■ WHAT YOU WILL DO ■
Repeat each line exactly, leaving nothing out.

■ RECORDS SUPPLIED ■

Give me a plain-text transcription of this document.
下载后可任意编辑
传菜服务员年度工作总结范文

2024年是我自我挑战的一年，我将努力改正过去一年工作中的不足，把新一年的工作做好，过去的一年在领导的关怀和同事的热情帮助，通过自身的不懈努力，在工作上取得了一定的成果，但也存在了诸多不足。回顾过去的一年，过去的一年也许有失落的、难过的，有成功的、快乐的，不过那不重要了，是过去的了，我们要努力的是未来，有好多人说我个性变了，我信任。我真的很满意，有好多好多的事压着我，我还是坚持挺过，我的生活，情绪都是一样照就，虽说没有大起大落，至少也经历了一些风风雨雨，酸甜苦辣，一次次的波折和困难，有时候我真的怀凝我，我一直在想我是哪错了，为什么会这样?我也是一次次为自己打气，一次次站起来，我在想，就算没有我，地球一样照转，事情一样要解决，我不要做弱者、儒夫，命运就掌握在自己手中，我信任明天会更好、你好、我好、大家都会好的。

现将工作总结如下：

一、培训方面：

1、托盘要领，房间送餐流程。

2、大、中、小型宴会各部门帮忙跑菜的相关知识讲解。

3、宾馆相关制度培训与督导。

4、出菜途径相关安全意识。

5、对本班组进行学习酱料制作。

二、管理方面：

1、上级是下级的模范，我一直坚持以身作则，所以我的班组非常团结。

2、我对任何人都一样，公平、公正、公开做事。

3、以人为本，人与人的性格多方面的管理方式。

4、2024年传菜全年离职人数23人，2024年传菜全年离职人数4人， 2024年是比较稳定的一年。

■ WRITTEN REPLY ■
Give me a plain-text transcription of this document.
下载后可任意编辑
传菜服务员年度工作总结范文

2024年是我自我挑战的一年，我将努力改正过去一年工作中的不足，把新一年的工作做好，过去的一年在领导的关怀和同事的热情帮助，通过自身的不懈努力，在工作上取得了一定的成果，但也存在了诸多不足。回顾过去的一年，过去的一年也许有失落的、难过的，有成功的、快乐的，不过那不重要了，是过去的了，我们要努力的是未来，有好多人说我个性变了，我信任。我真的很满意，有好多好多的事压着我，我还是坚持挺过，我的生活，情绪都是一样照就，虽说没有大起大落，至少也经历了一些风风雨雨，酸甜苦辣，一次次的波折和困难，有时候我真的怀凝我，我一直在想我是哪错了，为什么会这样?我也是一次次为自己打气，一次次站起来，我在想，就算没有我，地球一样照转，事情一样要解决，我不要做弱者、儒夫，命运就掌握在自己手中，我信任明天会更好、你好、我好、大家都会好的。

现将工作总结如下：

一、培训方面：

1、托盘要领，房间送餐流程。

2、大、中、小型宴会各部门帮忙跑菜的相关知识讲解。

3、宾馆相关制度培训与督导。

4、出菜途径相关安全意识。

5、对本班组进行学习酱料制作。

二、管理方面：

1、上级是下级的模范，我一直坚持以身作则，所以我的班组非常团结。

2、我对任何人都一样，公平、公正、公开做事。

3、以人为本，人与人的性格多方面的管理方式。

4、2024年传菜全年离职人数23人，2024年传菜全年离职人数4人， 2024年是比较稳定的一年。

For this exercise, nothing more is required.